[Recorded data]
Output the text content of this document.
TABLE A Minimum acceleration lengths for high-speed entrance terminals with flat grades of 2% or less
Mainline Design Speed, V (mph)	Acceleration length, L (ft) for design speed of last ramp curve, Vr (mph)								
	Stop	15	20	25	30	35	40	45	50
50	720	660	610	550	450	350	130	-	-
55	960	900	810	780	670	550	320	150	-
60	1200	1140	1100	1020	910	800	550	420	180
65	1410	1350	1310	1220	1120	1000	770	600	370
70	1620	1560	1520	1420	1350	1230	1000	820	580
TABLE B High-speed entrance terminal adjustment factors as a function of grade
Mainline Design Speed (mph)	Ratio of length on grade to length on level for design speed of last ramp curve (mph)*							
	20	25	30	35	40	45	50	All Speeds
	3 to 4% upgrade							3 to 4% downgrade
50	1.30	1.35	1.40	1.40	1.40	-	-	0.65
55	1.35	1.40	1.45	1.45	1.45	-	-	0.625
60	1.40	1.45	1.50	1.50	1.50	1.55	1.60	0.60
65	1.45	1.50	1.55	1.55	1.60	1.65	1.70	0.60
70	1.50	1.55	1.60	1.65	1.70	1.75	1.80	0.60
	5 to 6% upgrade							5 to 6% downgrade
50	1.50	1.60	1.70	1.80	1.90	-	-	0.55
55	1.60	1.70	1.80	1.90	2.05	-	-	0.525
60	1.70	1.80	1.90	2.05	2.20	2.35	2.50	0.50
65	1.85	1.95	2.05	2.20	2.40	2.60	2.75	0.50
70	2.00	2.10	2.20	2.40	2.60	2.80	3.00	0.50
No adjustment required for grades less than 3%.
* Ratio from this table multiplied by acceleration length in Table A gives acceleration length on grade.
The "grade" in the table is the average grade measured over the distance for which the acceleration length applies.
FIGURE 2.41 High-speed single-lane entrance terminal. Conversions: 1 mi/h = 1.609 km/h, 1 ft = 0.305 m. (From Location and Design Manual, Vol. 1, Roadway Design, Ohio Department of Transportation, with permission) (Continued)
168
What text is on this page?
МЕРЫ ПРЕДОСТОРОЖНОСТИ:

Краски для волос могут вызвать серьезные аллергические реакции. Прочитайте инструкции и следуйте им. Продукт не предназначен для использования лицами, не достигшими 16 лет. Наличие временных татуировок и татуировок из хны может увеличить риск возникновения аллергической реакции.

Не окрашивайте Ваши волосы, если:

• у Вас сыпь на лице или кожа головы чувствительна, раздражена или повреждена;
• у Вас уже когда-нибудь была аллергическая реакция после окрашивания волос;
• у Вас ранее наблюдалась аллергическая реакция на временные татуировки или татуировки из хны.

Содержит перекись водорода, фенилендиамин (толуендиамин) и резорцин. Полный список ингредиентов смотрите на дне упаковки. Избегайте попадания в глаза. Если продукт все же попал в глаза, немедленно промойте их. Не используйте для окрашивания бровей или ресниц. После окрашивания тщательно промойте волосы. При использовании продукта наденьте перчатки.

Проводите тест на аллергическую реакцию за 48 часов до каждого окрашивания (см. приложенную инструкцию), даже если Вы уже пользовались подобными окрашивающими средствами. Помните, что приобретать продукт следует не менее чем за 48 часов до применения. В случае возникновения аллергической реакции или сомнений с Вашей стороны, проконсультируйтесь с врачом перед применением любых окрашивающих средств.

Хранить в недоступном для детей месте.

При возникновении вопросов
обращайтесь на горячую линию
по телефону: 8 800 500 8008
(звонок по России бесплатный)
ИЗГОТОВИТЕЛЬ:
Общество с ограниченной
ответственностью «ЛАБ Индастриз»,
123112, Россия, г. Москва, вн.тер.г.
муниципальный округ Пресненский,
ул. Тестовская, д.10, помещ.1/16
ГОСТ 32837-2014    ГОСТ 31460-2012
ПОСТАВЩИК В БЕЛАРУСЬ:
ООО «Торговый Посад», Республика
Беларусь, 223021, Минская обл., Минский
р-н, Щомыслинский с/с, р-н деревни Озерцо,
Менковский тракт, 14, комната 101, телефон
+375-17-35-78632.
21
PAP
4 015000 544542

▶ [Your instructions]
Your task is to retype all of the records exactly.

▶ [Final answer]
Output the text content of this document.
TABLE A Minimum acceleration lengths for high-speed entrance terminals with flat grades of 2% or less
Mainline Design Speed, V (mph)	Acceleration length, L (ft) for design speed of last ramp curve, Vr (mph)								
	Stop	15	20	25	30	35	40	45	50
50	720	660	610	550	450	350	130	-	-
55	960	900	810	780	670	550	320	150	-
60	1200	1140	1100	1020	910	800	550	420	180
65	1410	1350	1310	1220	1120	1000	770	600	370
70	1620	1560	1520	1420	1350	1230	1000	820	580
TABLE B High-speed entrance terminal adjustment factors as a function of grade
Mainline Design Speed (mph)	Ratio of length on grade to length on level for design speed of last ramp curve (mph)*							
	20	25	30	35	40	45	50	All Speeds
	3 to 4% upgrade							3 to 4% downgrade
50	1.30	1.35	1.40	1.40	1.40	-	-	0.65
55	1.35	1.40	1.45	1.45	1.45	-	-	0.625
60	1.40	1.45	1.50	1.50	1.50	1.55	1.60	0.60
65	1.45	1.50	1.55	1.55	1.60	1.65	1.70	0.60
70	1.50	1.55	1.60	1.65	1.70	1.75	1.80	0.60
	5 to 6% upgrade							5 to 6% downgrade
50	1.50	1.60	1.70	1.80	1.90	-	-	0.55
55	1.60	1.70	1.80	1.90	2.05	-	-	0.525
60	1.70	1.80	1.90	2.05	2.20	2.35	2.50	0.50
65	1.85	1.95	2.05	2.20	2.40	2.60	2.75	0.50
70	2.00	2.10	2.20	2.40	2.60	2.80	3.00	0.50
No adjustment required for grades less than 3%.
* Ratio from this table multiplied by acceleration length in Table A gives acceleration length on grade.
The "grade" in the table is the average grade measured over the distance for which the acceleration length applies.
FIGURE 2.41 High-speed single-lane entrance terminal. Conversions: 1 mi/h = 1.609 km/h, 1 ft = 0.305 m. (From Location and Design Manual, Vol. 1, Roadway Design, Ohio Department of Transportation, with permission) (Continued)
168
What text is on this page?
МЕРЫ ПРЕДОСТОРОЖНОСТИ:

Краски для волос могут вызвать серьезные аллергические реакции. Прочитайте инструкции и следуйте им. Продукт не предназначен для использования лицами, не достигшими 16 лет. Наличие временных татуировок и татуировок из хны может увеличить риск возникновения аллергической реакции.

Не окрашивайте Ваши волосы, если:

• у Вас сыпь на лице или кожа головы чувствительна, раздражена или повреждена;
• у Вас уже когда-нибудь была аллергическая реакция после окрашивания волос;
• у Вас ранее наблюдалась аллергическая реакция на временные татуировки или татуировки из хны.

Содержит перекись водорода, фенилендиамин (толуендиамин) и резорцин. Полный список ингредиентов смотрите на дне упаковки. Избегайте попадания в глаза. Если продукт все же попал в глаза, немедленно промойте их. Не используйте для окрашивания бровей или ресниц. После окрашивания тщательно промойте волосы. При использовании продукта наденьте перчатки.

Проводите тест на аллергическую реакцию за 48 часов до каждого окрашивания (см. приложенную инструкцию), даже если Вы уже пользовались подобными окрашивающими средствами. Помните, что приобретать продукт следует не менее чем за 48 часов до применения. В случае возникновения аллергической реакции или сомнений с Вашей стороны, проконсультируйтесь с врачом перед применением любых окрашивающих средств.

Хранить в недоступном для детей месте.

При возникновении вопросов
обращайтесь на горячую линию
по телефону: 8 800 500 8008
(звонок по России бесплатный)
ИЗГОТОВИТЕЛЬ:
Общество с ограниченной
ответственностью «ЛАБ Индастриз»,
123112, Россия, г. Москва, вн.тер.г.
муниципальный округ Пресненский,
ул. Тестовская, д.10, помещ.1/16
ГОСТ 32837-2014    ГОСТ 31460-2012
ПОСТАВЩИК В БЕЛАРУСЬ:
ООО «Торговый Посад», Республика
Беларусь, 223021, Минская обл., Минский
р-н, Щомыслинский с/с, р-н деревни Озерцо,
Менковский тракт, 14, комната 101, телефон
+375-17-35-78632.
21
PAP
4 015000 544542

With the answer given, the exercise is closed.